EXERCISE AIM: Transcribe every entry below word for word, but skip the pictures.
==*==
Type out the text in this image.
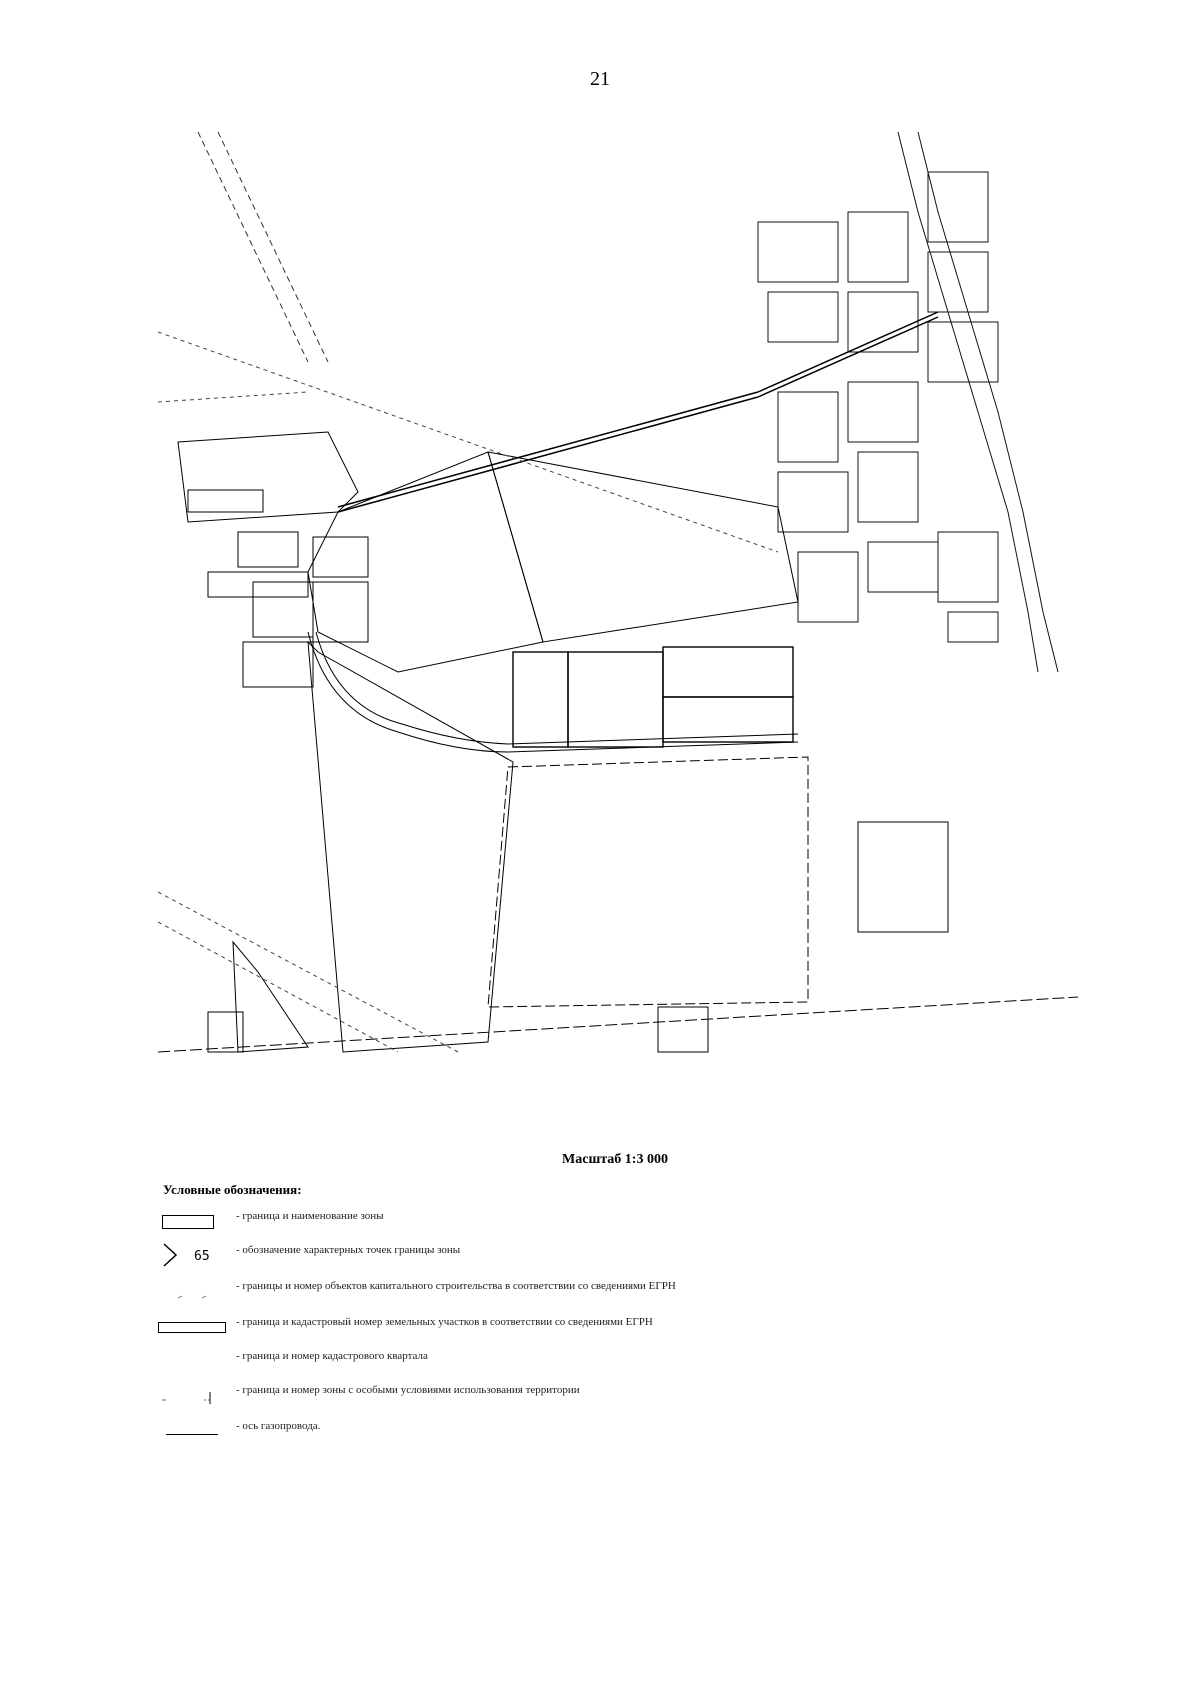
21
Масштаб 1:3 000
Условные обозначения:
- граница и наименование зоны
65 - обозначение характерных точек границы зоны
- границы и номер объектов капитального строительства в соответствии со сведениями ЕГРН
- граница и кадастровый номер земельных участков в соответствии со сведениями ЕГРН
- граница и номер кадастрового квартала
- граница и номер зоны с особыми условиями использования территории
- ось газопровода.
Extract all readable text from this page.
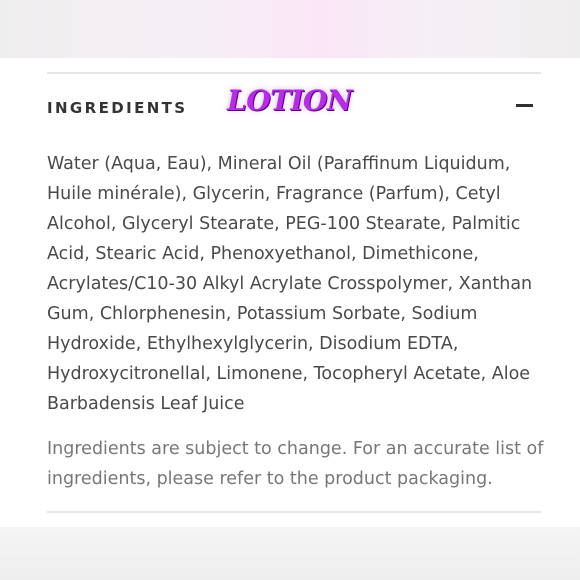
INGREDIENTS LOTION

Water (Aqua, Eau), Mineral Oil (Paraffinum Liquidum, Huile minérale), Glycerin, Fragrance (Parfum), Cetyl Alcohol, Glyceryl Stearate, PEG-100 Stearate, Palmitic Acid, Stearic Acid, Phenoxyethanol, Dimethicone, Acrylates/C10-30 Alkyl Acrylate Crosspolymer, Xanthan Gum, Chlorphenesin, Potassium Sorbate, Sodium Hydroxide, Ethylhexylglycerin, Disodium EDTA, Hydroxycitronellal, Limonene, Tocopheryl Acetate, Aloe Barbadensis Leaf Juice

Ingredients are subject to change. For an accurate list of ingredients, please refer to the product packaging.
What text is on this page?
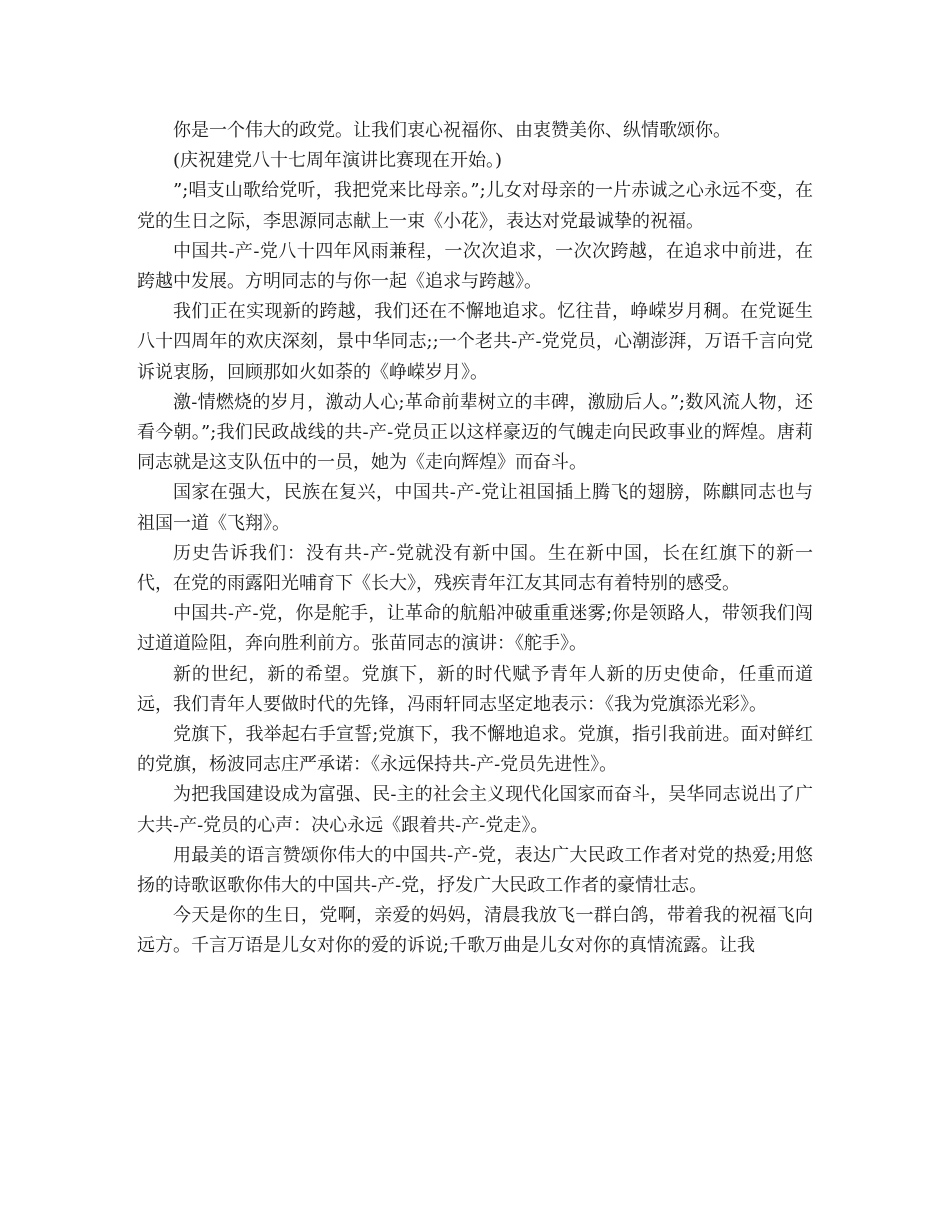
你是一个伟大的政党。让我们衷心祝福你、由衷赞美你、纵情歌颂你。

(庆祝建党八十七周年演讲比赛现在开始。)

”;唱支山歌给党听，我把党来比母亲。”;儿女对母亲的一片赤诚之心永远不变，在党的生日之际，李思源同志献上一束《小花》，表达对党最诚挚的祝福。

中国共-产-党八十四年风雨兼程，一次次追求，一次次跨越，在追求中前进，在跨越中发展。方明同志的与你一起《追求与跨越》。

我们正在实现新的跨越，我们还在不懈地追求。忆往昔，峥嵘岁月稠。在党诞生八十四周年的欢庆深刻，景中华同志;;一个老共-产-党党员，心潮澎湃，万语千言向党诉说衷肠，回顾那如火如荼的《峥嵘岁月》。

激-情燃烧的岁月，激动人心;革命前辈树立的丰碑，激励后人。”;数风流人物，还看今朝。”;我们民政战线的共-产-党员正以这样豪迈的气魄走向民政事业的辉煌。唐莉同志就是这支队伍中的一员，她为《走向辉煌》而奋斗。

国家在强大，民族在复兴，中国共-产-党让祖国插上腾飞的翅膀，陈麒同志也与祖国一道《飞翔》。

历史告诉我们：没有共-产-党就没有新中国。生在新中国，长在红旗下的新一代，在党的雨露阳光哺育下《长大》，残疾青年江友其同志有着特别的感受。

中国共-产-党，你是舵手，让革命的航船冲破重重迷雾;你是领路人，带领我们闯过道道险阻，奔向胜利前方。张苗同志的演讲：《舵手》。

新的世纪，新的希望。党旗下，新的时代赋予青年人新的历史使命，任重而道远，我们青年人要做时代的先锋，冯雨轩同志坚定地表示：《我为党旗添光彩》。

党旗下，我举起右手宣誓;党旗下，我不懈地追求。党旗，指引我前进。面对鲜红的党旗，杨波同志庄严承诺：《永远保持共-产-党员先进性》。

为把我国建设成为富强、民-主的社会主义现代化国家而奋斗，吴华同志说出了广大共-产-党员的心声：决心永远《跟着共-产-党走》。

用最美的语言赞颂你伟大的中国共-产-党，表达广大民政工作者对党的热爱;用悠扬的诗歌讴歌你伟大的中国共-产-党，抒发广大民政工作者的豪情壮志。

今天是你的生日，党啊，亲爱的妈妈，清晨我放飞一群白鸽，带着我的祝福飞向远方。千言万语是儿女对你的爱的诉说;千歌万曲是儿女对你的真情流露。让我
==*==
CORRECT ANSWER:
Type out the text in this image.
21
Масштаб 1:3 000
Условные обозначения:
- граница и наименование зоны
65 - обозначение характерных точек границы зоны
- границы и номер объектов капитального строительства в соответствии со сведениями ЕГРН
- граница и кадастровый номер земельных участков в соответствии со сведениями ЕГРН
- граница и номер кадастрового квартала
- граница и номер зоны с особыми условиями использования территории
- ось газопровода.
Extract all readable text from this page.
INGREDIENTS LOTION

Water (Aqua, Eau), Mineral Oil (Paraffinum Liquidum, Huile minérale), Glycerin, Fragrance (Parfum), Cetyl Alcohol, Glyceryl Stearate, PEG-100 Stearate, Palmitic Acid, Stearic Acid, Phenoxyethanol, Dimethicone, Acrylates/C10-30 Alkyl Acrylate Crosspolymer, Xanthan Gum, Chlorphenesin, Potassium Sorbate, Sodium Hydroxide, Ethylhexylglycerin, Disodium EDTA, Hydroxycitronellal, Limonene, Tocopheryl Acetate, Aloe Barbadensis Leaf Juice

Ingredients are subject to change. For an accurate list of ingredients, please refer to the product packaging.
What text is on this page?
你是一个伟大的政党。让我们衷心祝福你、由衷赞美你、纵情歌颂你。

(庆祝建党八十七周年演讲比赛现在开始。)

”;唱支山歌给党听，我把党来比母亲。”;儿女对母亲的一片赤诚之心永远不变，在党的生日之际，李思源同志献上一束《小花》，表达对党最诚挚的祝福。

中国共-产-党八十四年风雨兼程，一次次追求，一次次跨越，在追求中前进，在跨越中发展。方明同志的与你一起《追求与跨越》。

我们正在实现新的跨越，我们还在不懈地追求。忆往昔，峥嵘岁月稠。在党诞生八十四周年的欢庆深刻，景中华同志;;一个老共-产-党党员，心潮澎湃，万语千言向党诉说衷肠，回顾那如火如荼的《峥嵘岁月》。

激-情燃烧的岁月，激动人心;革命前辈树立的丰碑，激励后人。”;数风流人物，还看今朝。”;我们民政战线的共-产-党员正以这样豪迈的气魄走向民政事业的辉煌。唐莉同志就是这支队伍中的一员，她为《走向辉煌》而奋斗。

国家在强大，民族在复兴，中国共-产-党让祖国插上腾飞的翅膀，陈麒同志也与祖国一道《飞翔》。

历史告诉我们：没有共-产-党就没有新中国。生在新中国，长在红旗下的新一代，在党的雨露阳光哺育下《长大》，残疾青年江友其同志有着特别的感受。

中国共-产-党，你是舵手，让革命的航船冲破重重迷雾;你是领路人，带领我们闯过道道险阻，奔向胜利前方。张苗同志的演讲：《舵手》。

新的世纪，新的希望。党旗下，新的时代赋予青年人新的历史使命，任重而道远，我们青年人要做时代的先锋，冯雨轩同志坚定地表示：《我为党旗添光彩》。

党旗下，我举起右手宣誓;党旗下，我不懈地追求。党旗，指引我前进。面对鲜红的党旗，杨波同志庄严承诺：《永远保持共-产-党员先进性》。

为把我国建设成为富强、民-主的社会主义现代化国家而奋斗，吴华同志说出了广大共-产-党员的心声：决心永远《跟着共-产-党走》。

用最美的语言赞颂你伟大的中国共-产-党，表达广大民政工作者对党的热爱;用悠扬的诗歌讴歌你伟大的中国共-产-党，抒发广大民政工作者的豪情壮志。

今天是你的生日，党啊，亲爱的妈妈，清晨我放飞一群白鸽，带着我的祝福飞向远方。千言万语是儿女对你的爱的诉说;千歌万曲是儿女对你的真情流露。让我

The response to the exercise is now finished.